• EXERCISE:
Copy all lines holding the word "name" from the entries.
----
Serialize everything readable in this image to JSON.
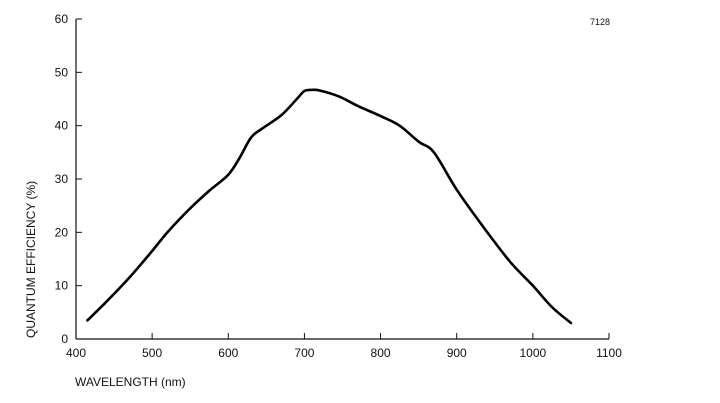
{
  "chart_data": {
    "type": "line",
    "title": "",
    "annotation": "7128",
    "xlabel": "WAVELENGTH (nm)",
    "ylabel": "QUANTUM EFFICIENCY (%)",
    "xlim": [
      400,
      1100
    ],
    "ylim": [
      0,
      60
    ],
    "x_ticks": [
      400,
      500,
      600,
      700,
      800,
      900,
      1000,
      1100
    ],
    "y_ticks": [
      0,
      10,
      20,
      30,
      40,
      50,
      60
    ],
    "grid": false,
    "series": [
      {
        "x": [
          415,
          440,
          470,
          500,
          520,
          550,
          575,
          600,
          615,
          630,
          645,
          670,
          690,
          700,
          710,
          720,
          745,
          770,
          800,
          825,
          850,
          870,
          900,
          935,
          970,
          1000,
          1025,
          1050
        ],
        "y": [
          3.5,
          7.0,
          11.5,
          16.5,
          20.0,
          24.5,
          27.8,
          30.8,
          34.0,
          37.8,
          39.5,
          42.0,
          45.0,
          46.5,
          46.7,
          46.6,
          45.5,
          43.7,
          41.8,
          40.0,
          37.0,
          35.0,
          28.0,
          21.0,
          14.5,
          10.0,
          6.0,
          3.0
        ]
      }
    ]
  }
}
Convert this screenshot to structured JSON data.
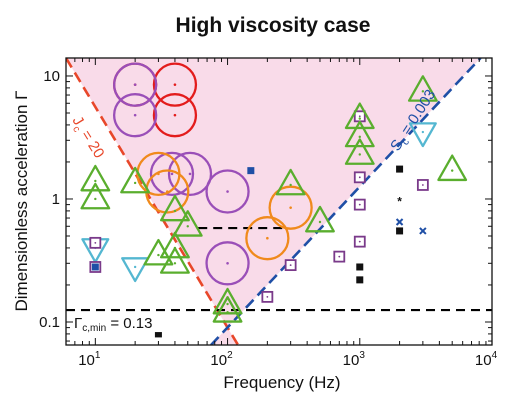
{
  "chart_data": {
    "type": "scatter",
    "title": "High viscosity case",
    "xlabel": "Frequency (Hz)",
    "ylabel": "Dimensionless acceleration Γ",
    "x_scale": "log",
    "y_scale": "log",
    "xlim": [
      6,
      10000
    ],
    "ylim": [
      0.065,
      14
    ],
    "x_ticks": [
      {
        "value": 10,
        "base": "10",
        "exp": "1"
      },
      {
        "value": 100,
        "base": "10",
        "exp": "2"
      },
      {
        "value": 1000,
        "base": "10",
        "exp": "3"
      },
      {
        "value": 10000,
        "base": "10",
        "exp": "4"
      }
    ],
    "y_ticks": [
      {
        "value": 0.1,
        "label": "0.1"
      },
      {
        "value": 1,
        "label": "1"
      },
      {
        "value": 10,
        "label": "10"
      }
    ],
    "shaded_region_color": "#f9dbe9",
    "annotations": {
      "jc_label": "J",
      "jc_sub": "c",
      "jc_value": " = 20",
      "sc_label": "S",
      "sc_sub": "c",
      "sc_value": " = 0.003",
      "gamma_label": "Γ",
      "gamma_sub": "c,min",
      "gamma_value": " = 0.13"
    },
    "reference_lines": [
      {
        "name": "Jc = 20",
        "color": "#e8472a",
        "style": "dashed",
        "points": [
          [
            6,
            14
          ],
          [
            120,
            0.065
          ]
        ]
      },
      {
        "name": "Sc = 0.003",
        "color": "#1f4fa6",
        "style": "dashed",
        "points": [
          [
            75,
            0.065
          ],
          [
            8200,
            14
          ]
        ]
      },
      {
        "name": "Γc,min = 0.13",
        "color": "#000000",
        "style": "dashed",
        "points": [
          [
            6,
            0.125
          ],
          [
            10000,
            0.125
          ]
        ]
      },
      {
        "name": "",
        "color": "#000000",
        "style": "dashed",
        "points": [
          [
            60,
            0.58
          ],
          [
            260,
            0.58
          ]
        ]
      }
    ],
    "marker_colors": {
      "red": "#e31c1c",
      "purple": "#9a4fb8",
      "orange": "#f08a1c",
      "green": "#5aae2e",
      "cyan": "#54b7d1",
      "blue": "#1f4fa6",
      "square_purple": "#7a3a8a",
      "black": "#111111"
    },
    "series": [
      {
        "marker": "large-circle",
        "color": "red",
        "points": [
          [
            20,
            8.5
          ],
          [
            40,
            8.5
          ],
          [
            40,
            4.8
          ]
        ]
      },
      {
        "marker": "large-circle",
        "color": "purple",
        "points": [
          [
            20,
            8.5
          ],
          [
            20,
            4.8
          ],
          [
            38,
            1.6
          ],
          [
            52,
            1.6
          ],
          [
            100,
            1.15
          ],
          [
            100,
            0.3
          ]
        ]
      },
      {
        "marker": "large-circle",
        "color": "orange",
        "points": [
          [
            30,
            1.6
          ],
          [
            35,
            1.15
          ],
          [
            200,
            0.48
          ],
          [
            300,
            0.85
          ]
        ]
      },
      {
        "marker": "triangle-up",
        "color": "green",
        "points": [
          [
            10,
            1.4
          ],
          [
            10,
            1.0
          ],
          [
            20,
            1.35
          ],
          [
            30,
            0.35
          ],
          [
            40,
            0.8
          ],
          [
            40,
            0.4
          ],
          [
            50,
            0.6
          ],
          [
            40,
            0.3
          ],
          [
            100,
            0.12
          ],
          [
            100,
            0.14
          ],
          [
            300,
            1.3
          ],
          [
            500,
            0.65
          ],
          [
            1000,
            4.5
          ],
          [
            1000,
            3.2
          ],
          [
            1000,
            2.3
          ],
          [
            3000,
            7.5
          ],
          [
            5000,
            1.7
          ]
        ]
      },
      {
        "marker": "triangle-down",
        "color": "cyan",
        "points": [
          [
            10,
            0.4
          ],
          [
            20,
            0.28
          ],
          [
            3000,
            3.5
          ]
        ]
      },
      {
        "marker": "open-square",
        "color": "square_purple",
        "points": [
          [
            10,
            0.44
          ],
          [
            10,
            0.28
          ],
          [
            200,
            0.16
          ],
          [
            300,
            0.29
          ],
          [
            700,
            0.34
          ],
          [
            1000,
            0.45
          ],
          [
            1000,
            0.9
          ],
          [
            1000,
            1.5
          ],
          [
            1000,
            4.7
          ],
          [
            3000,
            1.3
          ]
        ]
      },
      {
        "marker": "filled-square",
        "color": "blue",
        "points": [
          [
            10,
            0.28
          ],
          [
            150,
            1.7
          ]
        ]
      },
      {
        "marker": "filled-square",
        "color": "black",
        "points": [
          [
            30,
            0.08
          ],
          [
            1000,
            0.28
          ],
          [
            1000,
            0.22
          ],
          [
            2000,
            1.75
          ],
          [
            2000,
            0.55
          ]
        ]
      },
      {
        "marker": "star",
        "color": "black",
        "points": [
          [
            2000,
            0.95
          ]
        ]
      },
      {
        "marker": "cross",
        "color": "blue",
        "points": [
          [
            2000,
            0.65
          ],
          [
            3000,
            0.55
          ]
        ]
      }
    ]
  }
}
----
• ANSWER TO THIS EXERCISE:
        "name": "Jc = 20",
        "name": "Sc = 0.003",
        "name": "Γc,min = 0.13",
        "name": "",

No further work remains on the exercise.